##### Provided passage #####
Daniel W. Drezner is a professor of international politics at the Fletcher School of Law and Diplomacy at Tufts University and a regular contributor to PostEverything.

James Yang for The Washington Post

Anybody who works in Washington knows that think tanks play an important role in advising the government on policy. For most bureaucrats, anything past two weeks is long term. Because experts at think tanks have fewer real-time deadlines, they specialize in the strategic thinking that many Cabinet agencies cannot do. Over the years, think tanks have had a hand in conceiving the Reagan administration’s first-term governing strategy, the expansion of NATO and the post-2006 surge in Iraq.

One organization in particular has dramatically increased its influence over the past decade. Foreign policy professionals respect its work more than that of the Heritage Foundation or the Center for American Progress. Its reach is so great that it has advised numerous foreign governments on their environmental policies. British officials relied on it when considering reforms of the National Health Service. Saudi Arabia’s ambitious economic reform program had its origins in one of the group’s reports. Its alumni are littered throughout the federal government.
#####
# What is required:
From the think tank passage, extract the text word for word, starting at "James Yang for" and ending after "surge in Iraq.". Rely only on the think tank passage.
##### Information given #####
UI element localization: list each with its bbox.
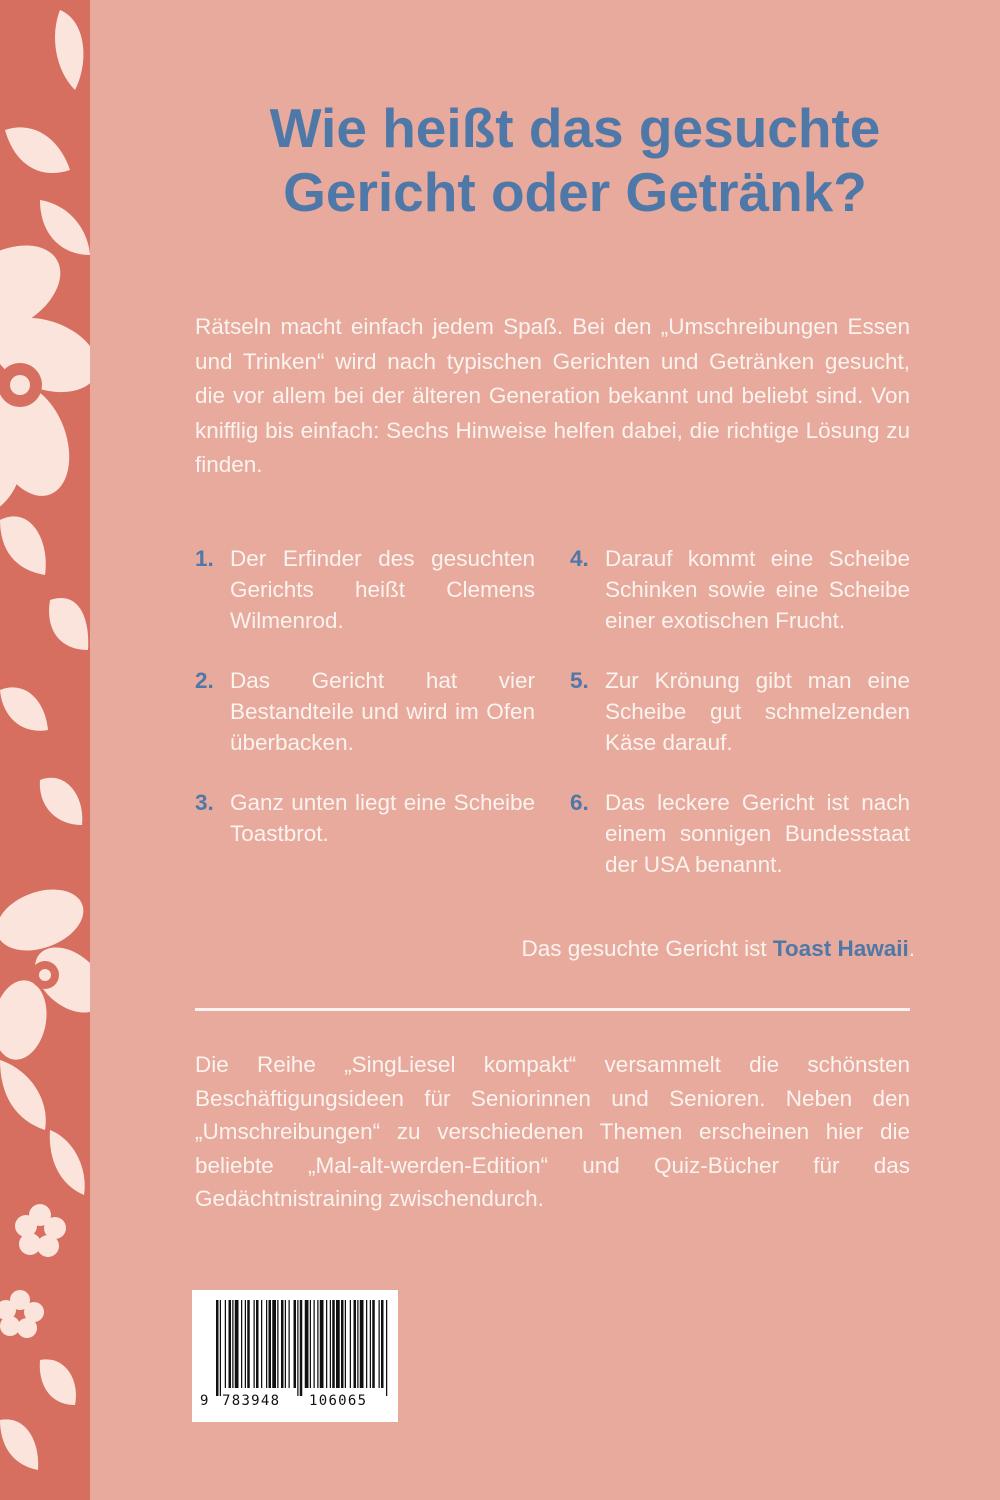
hint-text: Darauf kommt eine Scheibe Schinken sowie eine Scheibe einer exotischen Frucht. bbox=[605, 546, 910, 633]
hint-text: Der Erfinder des gesuchten Gerichts heißt Clemens Wilmenrod. bbox=[230, 546, 535, 633]
solution-answer: Toast Hawaii bbox=[772, 936, 909, 961]
barcode-digits-left: 783948 bbox=[222, 1393, 281, 1409]
divider bbox=[195, 1008, 910, 1011]
barcode-number bbox=[192, 1393, 398, 1415]
barcode bbox=[192, 1290, 398, 1422]
hint-text: Das leckere Gericht ist nach einem sonnigen Bundesstaat der USA benannt. bbox=[605, 790, 910, 877]
series-paragraph: Die Reihe „SingLiesel kompakt“ versammelt die schönsten Beschäftigungsideen für Seniorinnen und Senioren. Neben den „Umschreibungen“ zu verschiedenen Themen erscheinen hier die beliebte „Mal-alt-werden-Edition“ und Quiz-Bücher für das Gedächtnistraining zwischendurch. bbox=[195, 1052, 910, 1211]
floral-side-strip bbox=[0, 0, 90, 1500]
hint-text: Ganz unten liegt eine Scheibe Toastbrot. bbox=[230, 790, 535, 846]
headline bbox=[185, 96, 965, 224]
solution-line bbox=[390, 934, 915, 964]
intro-paragraph: Rätseln macht einfach jedem Spaß. Bei den „Umschreibungen Essen und Trinken“ wird nach typischen Gerichten und Getränken gesucht, die vor allem bei der älteren Generation bekannt und beliebt sind. Von knifflig bis einfach: Sechs Hinweise helfen dabei, die richtige Lösung zu finden. bbox=[195, 314, 910, 477]
hint-number: 1. bbox=[195, 546, 214, 571]
hint-number: 3. bbox=[195, 790, 214, 815]
hint-number: 2. bbox=[195, 668, 214, 693]
cover-back-page bbox=[90, 0, 1000, 1500]
barcode-digits-right: 106065 bbox=[309, 1393, 368, 1409]
hint-text: Zur Krönung gibt man eine Scheibe gut schmelzenden Käse darauf. bbox=[605, 668, 910, 755]
headline-line-1: Wie heißt das gesuchte bbox=[269, 97, 881, 159]
floral-pattern-icon bbox=[0, 0, 90, 1500]
headline-line-2: Gericht oder Getränk? bbox=[283, 161, 867, 223]
hint-number: 5. bbox=[570, 668, 589, 693]
barcode-digit-first: 9 bbox=[200, 1393, 209, 1409]
solution-prefix: Das gesuchte Gericht ist bbox=[521, 936, 773, 961]
hint-number: 6. bbox=[570, 790, 589, 815]
hint-number: 4. bbox=[570, 546, 589, 571]
hint-text: Das Gericht hat vier Bestandteile und wird im Ofen überbacken. bbox=[230, 668, 535, 755]
solution-suffix: . bbox=[908, 936, 915, 961]
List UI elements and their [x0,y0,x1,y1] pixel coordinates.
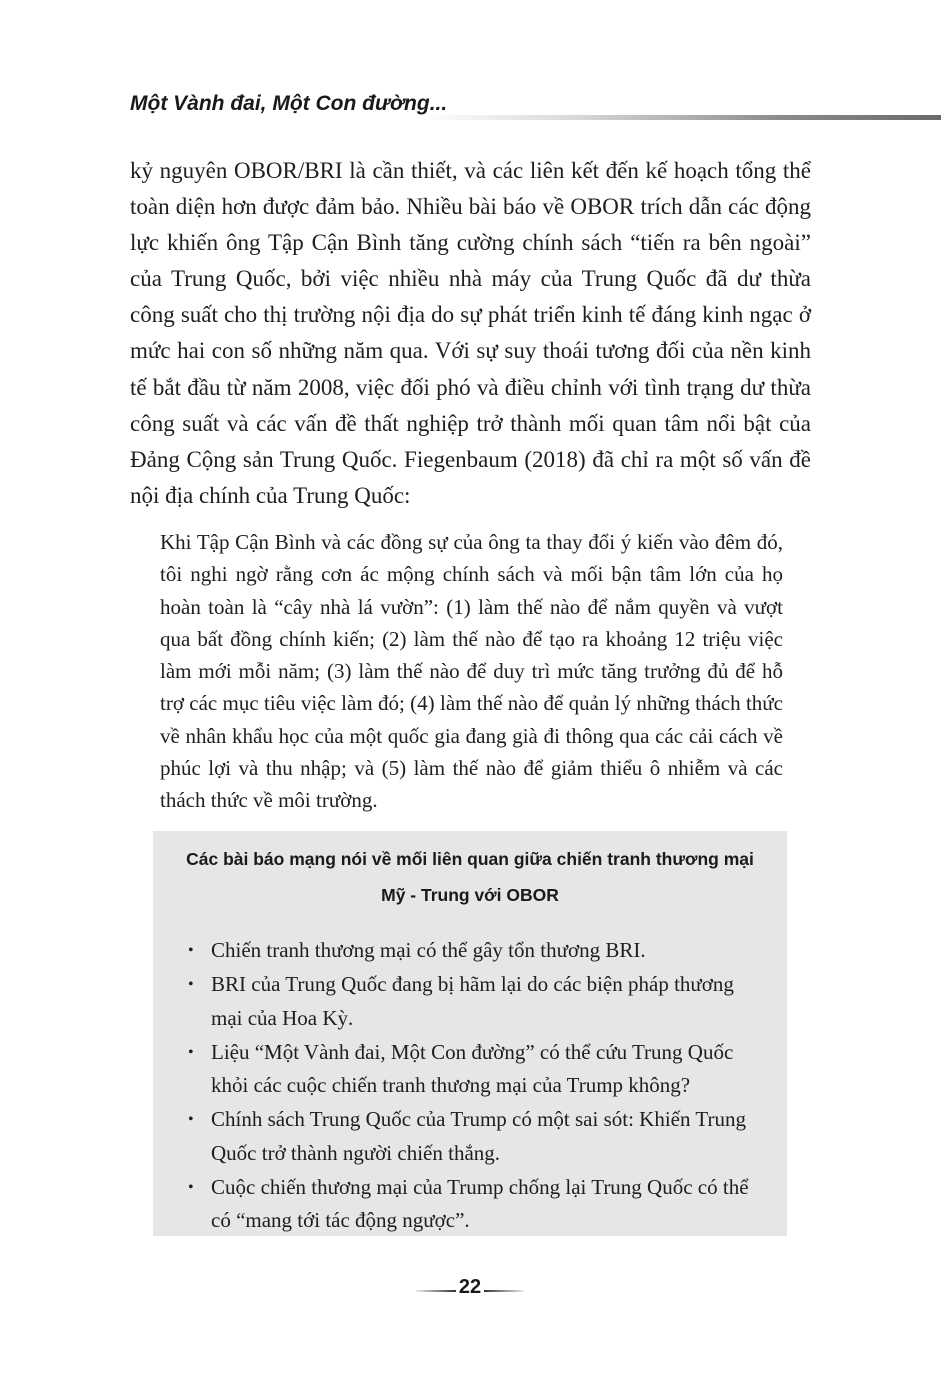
box-title [173,841,767,913]
body-paragraph: kỷ nguyên OBOR/BRI là cần thiết, và các liên kết đến kế hoạch tổng thể toàn diện hơn được đảm bảo. Nhiều bài báo về OBOR trích dẫn các động lực khiến ông Tập Cận Bình tăng cường chính sách “tiến ra bên ngoài” của Trung Quốc, bởi việc nhiều nhà máy của Trung Quốc đã dư thừa công suất cho thị trường nội địa do sự phát triển kinh tế đáng kinh ngạc ở mức hai con số những năm qua. Với sự suy thoái tương đối của nền kinh tế bắt đầu từ năm 2008, việc đối phó và điều chỉnh với tình trạng dư thừa công suất và các vấn đề thất nghiệp trở thành mối quan tâm nổi bật của Đảng Cộng sản Trung Quốc. Fiegenbaum (2018) đã chỉ ra một số vấn đề nội địa chính của Trung Quốc: [130,158,811,508]
list-item-text: Liệu “Một Vành đai, Một Con đường” có thể cứu Trung Quốc khỏi các cuộc chiến tranh thương mại của Trump không? [211,1039,734,1097]
list-item [183,968,763,1035]
list-item [183,1036,763,1103]
list-item [183,1171,763,1238]
list-item-text: Chiến tranh thương mại có thể gây tổn thương BRI. [211,938,646,962]
list-item [183,1103,763,1170]
list-item-text: BRI của Trung Quốc đang bị hãm lại do các biện pháp thương mại của Hoa Kỳ. [211,972,734,1030]
list-item-text: Chính sách Trung Quốc của Trump có một sai sót: Khiến Trung Quốc trở thành người chiến thắng. [211,1107,746,1165]
bullet-icon: • [188,976,194,993]
box-bullet-list [183,934,763,1238]
list-item [183,934,763,968]
box-title-line-2: Mỹ - Trung với OBOR [381,885,559,905]
block-quote: Khi Tập Cận Bình và các đồng sự của ông ta thay đổi ý kiến vào đêm đó, tôi nghi ngờ rằng cơn ác mộng chính sách và mối bận tâm lớn của họ hoàn toàn là “cây nhà lá vườn”: (1) làm thế nào để nắm quyền và vượt qua bất đồng chính kiến; (2) làm thế nào để tạo ra khoảng 12 triệu việc làm mới mỗi năm; (3) làm thế nào để duy trì mức tăng trưởng đủ để hỗ trợ các mục tiêu việc làm đó; (4) làm thế nào để quản lý những thách thức về nhân khẩu học của một quốc gia đang già đi thông qua các cải cách về phúc lợi và thu nhập; và (5) làm thế nào để giảm thiểu ô nhiễm và các thách thức về môi trường. [160,530,783,813]
running-header [0,86,941,126]
bullet-icon: • [188,1178,194,1196]
header-rule [420,115,941,120]
page-footer [0,1276,941,1306]
bullet-icon: • [188,942,194,959]
box-title-line-1: Các bài báo mạng nói về mối liên quan giữa chiến tranh thương mại [186,849,754,869]
page-number: 22 [458,1276,482,1298]
footer-rule-right [484,1290,524,1292]
bullet-icon: • [188,1111,194,1128]
running-header-title: Một Vành đai, Một Con đường... [130,92,448,115]
sidebar-box [153,831,787,1236]
bullet-icon: • [188,1043,194,1061]
list-item-text: Cuộc chiến thương mại của Trump chống lại Trung Quốc có thể có “mang tới tác động ngược”. [211,1174,749,1232]
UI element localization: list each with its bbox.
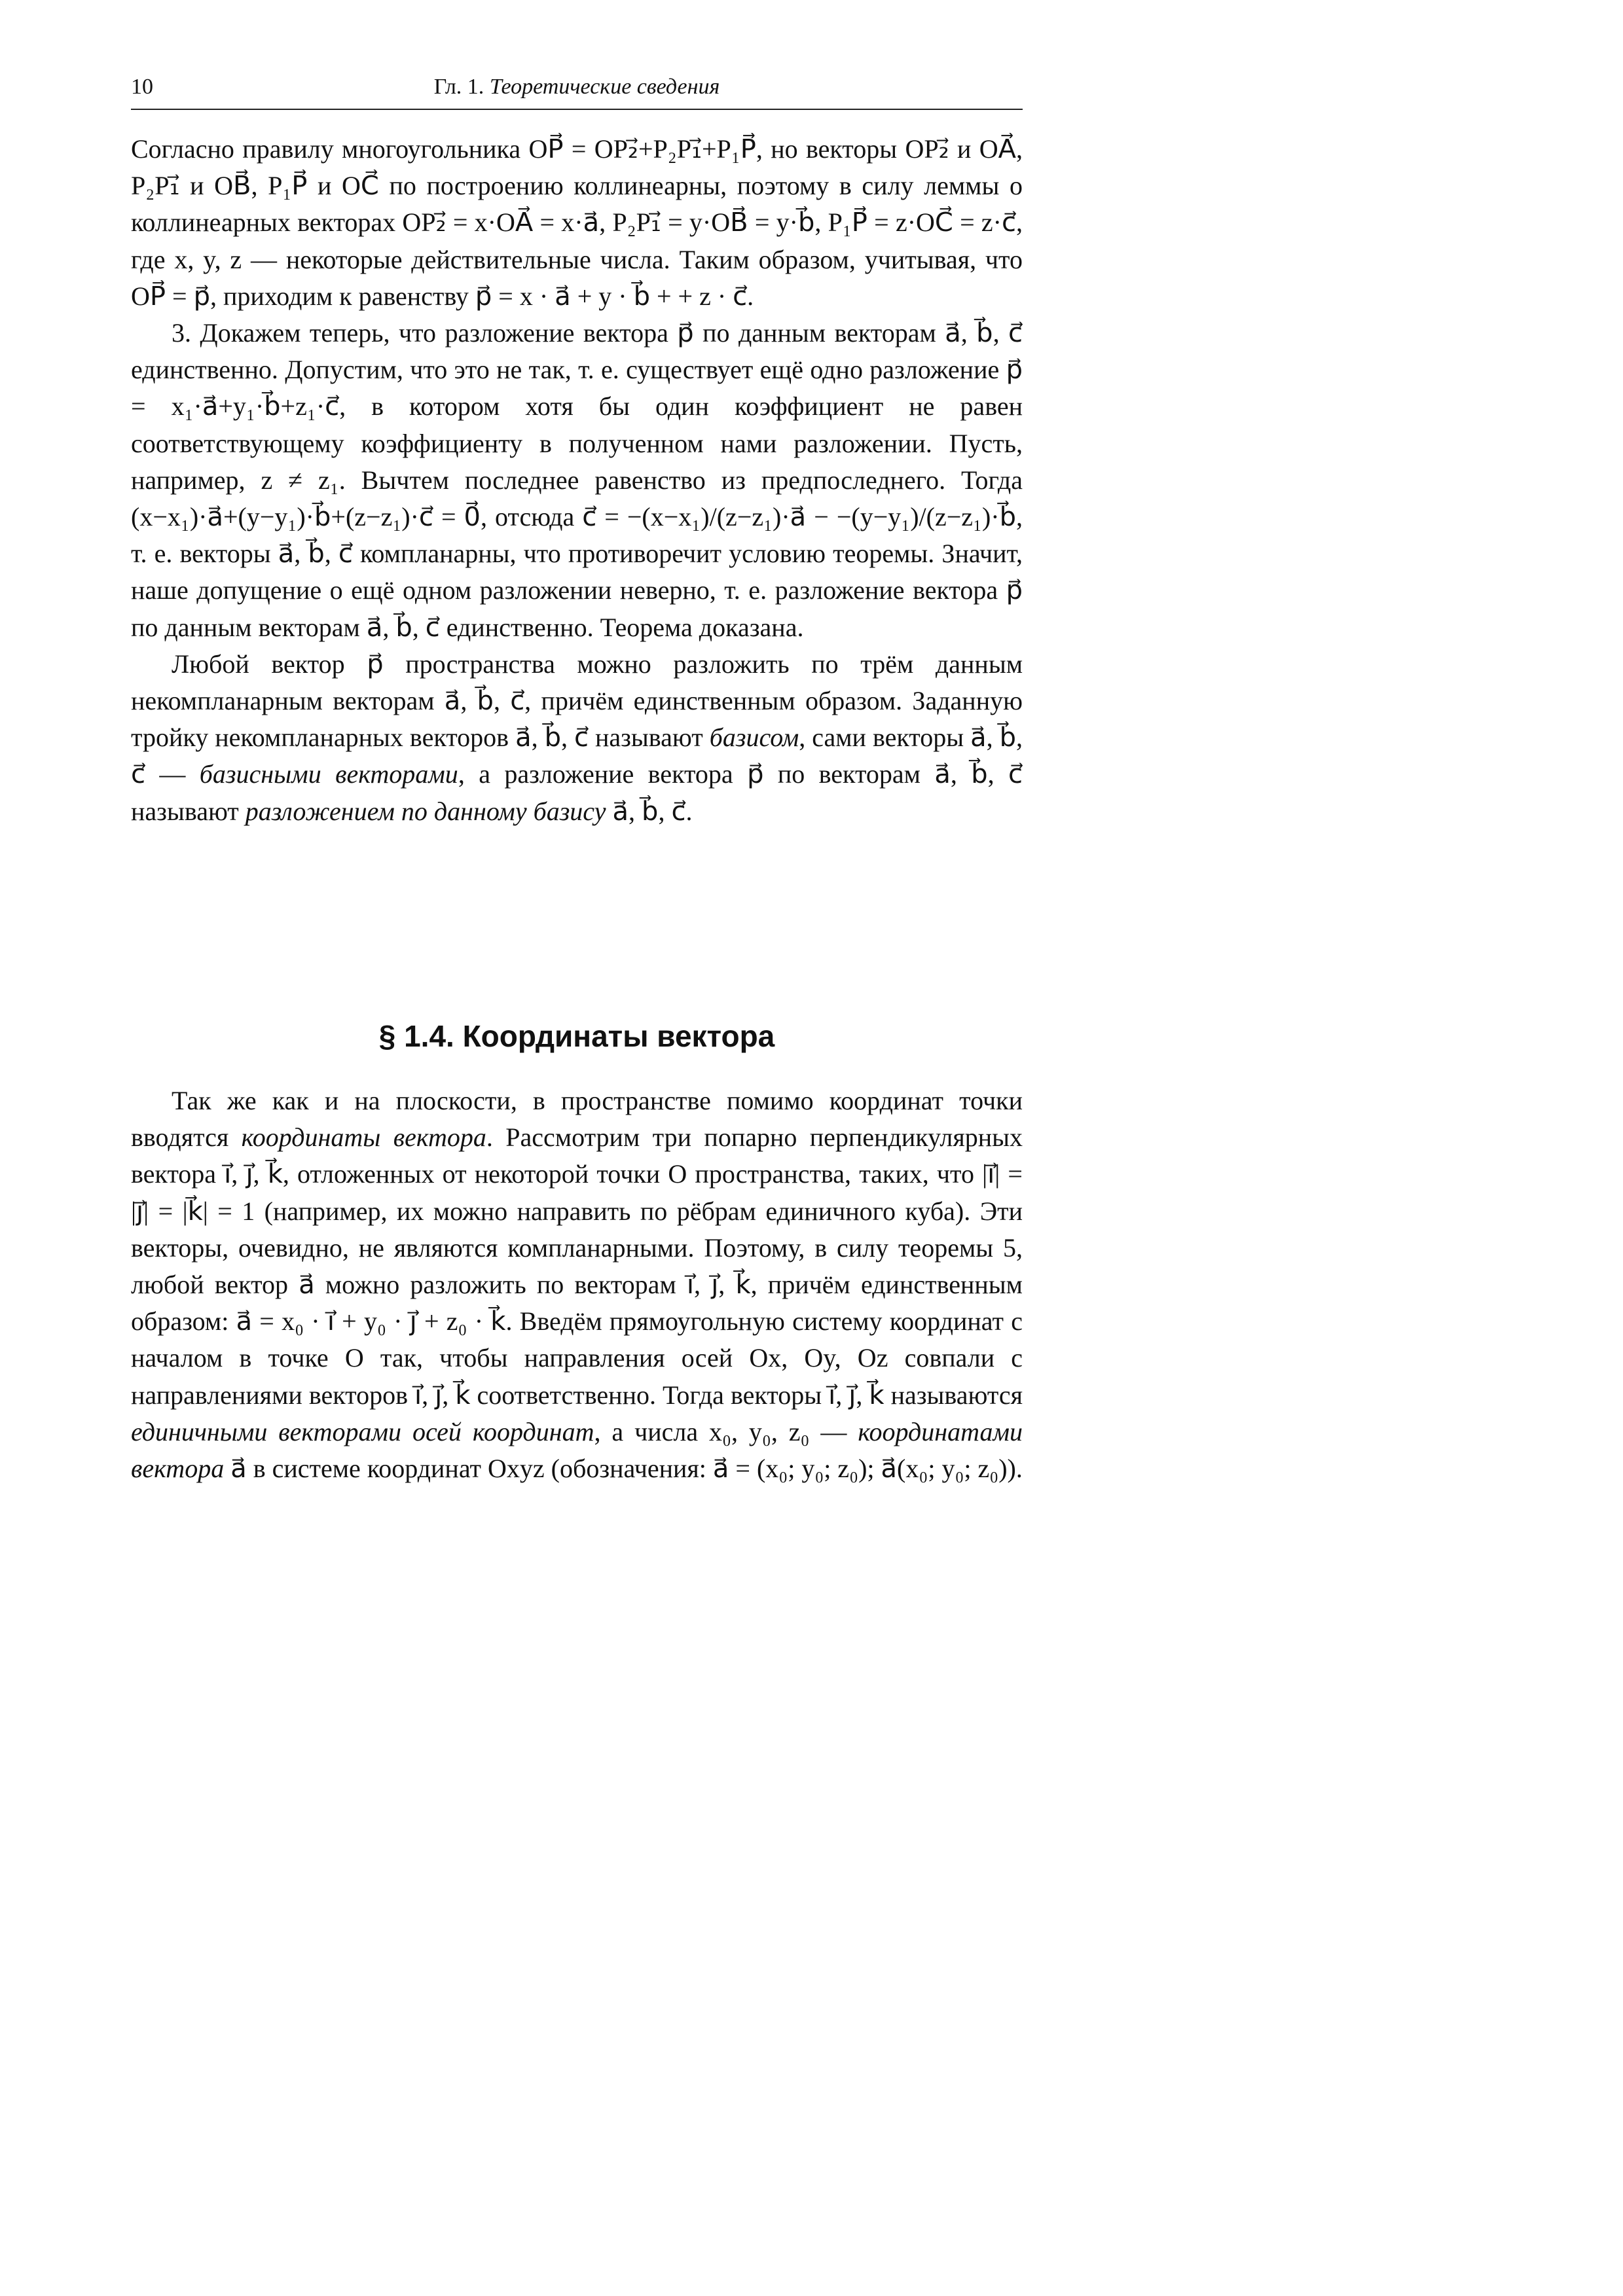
#####
# Response to the exercise:
James Yang for The Washington Post

Anybody who works in Washington knows that think tanks play an important role in advising the government on policy. For most bureaucrats, anything past two weeks is long term. Because experts at think tanks have fewer real-time deadlines, they specialize in the strategic thinking that many Cabinet agencies cannot do. Over the years, think tanks have had a hand in conceiving the Reagan administration’s first-term governing strategy, the expansion of NATO and the post-2006 surge in Iraq.